EXERCISE TASK — In the lines below, how many hold the word "應於變更後三十日內檢附有關證明文件向"? Answer only with the number.

EXERCISE INPUTS —
╭──

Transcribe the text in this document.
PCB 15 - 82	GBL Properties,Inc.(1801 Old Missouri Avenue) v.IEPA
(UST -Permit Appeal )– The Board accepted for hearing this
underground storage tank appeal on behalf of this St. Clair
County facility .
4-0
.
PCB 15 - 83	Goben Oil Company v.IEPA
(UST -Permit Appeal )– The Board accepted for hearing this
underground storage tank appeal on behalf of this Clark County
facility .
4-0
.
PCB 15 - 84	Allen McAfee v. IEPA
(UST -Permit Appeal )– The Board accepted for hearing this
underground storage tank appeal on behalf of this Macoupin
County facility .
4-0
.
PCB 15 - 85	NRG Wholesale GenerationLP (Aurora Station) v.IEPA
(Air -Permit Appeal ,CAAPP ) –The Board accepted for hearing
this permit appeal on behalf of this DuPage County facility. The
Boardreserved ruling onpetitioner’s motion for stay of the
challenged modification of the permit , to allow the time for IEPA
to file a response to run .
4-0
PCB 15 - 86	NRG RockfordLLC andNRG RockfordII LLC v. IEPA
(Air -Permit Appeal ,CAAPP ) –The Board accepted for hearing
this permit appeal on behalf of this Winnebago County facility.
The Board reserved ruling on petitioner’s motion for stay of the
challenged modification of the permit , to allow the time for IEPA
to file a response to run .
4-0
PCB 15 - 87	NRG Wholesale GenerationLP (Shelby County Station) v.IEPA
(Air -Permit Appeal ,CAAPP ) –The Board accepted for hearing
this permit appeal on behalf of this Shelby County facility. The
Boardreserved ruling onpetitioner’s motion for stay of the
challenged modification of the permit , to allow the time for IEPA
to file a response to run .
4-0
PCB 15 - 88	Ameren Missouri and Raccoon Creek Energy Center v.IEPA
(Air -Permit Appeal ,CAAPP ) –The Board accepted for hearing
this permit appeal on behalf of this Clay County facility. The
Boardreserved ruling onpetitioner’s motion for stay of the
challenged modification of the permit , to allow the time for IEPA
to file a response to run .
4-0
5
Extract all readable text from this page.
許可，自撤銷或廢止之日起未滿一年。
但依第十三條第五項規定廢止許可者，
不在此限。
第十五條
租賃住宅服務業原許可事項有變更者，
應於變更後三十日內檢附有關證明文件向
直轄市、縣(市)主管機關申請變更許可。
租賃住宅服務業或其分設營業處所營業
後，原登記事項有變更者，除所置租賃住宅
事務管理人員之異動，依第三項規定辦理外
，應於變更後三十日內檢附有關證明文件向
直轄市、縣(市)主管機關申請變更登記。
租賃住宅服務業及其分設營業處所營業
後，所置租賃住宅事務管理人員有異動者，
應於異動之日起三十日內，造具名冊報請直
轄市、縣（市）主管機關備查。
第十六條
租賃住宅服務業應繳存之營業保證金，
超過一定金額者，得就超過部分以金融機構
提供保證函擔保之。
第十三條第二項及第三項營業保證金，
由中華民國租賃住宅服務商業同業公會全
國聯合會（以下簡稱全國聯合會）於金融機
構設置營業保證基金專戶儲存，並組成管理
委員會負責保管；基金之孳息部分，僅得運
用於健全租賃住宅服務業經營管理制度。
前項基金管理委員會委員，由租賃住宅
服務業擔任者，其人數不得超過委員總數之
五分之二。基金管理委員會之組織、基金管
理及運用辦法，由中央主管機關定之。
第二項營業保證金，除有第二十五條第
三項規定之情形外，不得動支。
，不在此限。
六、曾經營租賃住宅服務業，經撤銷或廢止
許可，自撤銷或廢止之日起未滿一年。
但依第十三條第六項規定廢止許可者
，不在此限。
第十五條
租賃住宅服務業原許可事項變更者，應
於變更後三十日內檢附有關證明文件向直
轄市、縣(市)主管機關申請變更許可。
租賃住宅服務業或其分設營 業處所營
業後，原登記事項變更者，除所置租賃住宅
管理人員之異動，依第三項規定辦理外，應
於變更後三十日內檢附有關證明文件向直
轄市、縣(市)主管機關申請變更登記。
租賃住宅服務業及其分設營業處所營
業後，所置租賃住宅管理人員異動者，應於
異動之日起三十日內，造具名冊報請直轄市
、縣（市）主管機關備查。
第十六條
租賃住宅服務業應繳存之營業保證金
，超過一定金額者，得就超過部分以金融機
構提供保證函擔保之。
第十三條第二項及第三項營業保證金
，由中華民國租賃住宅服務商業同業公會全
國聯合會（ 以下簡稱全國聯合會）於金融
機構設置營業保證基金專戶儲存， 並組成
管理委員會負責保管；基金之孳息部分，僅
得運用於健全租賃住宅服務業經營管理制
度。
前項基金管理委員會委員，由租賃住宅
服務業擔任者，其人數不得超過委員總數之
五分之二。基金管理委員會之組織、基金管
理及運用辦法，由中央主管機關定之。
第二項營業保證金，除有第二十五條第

╰──

EXERCISE RESULT — 2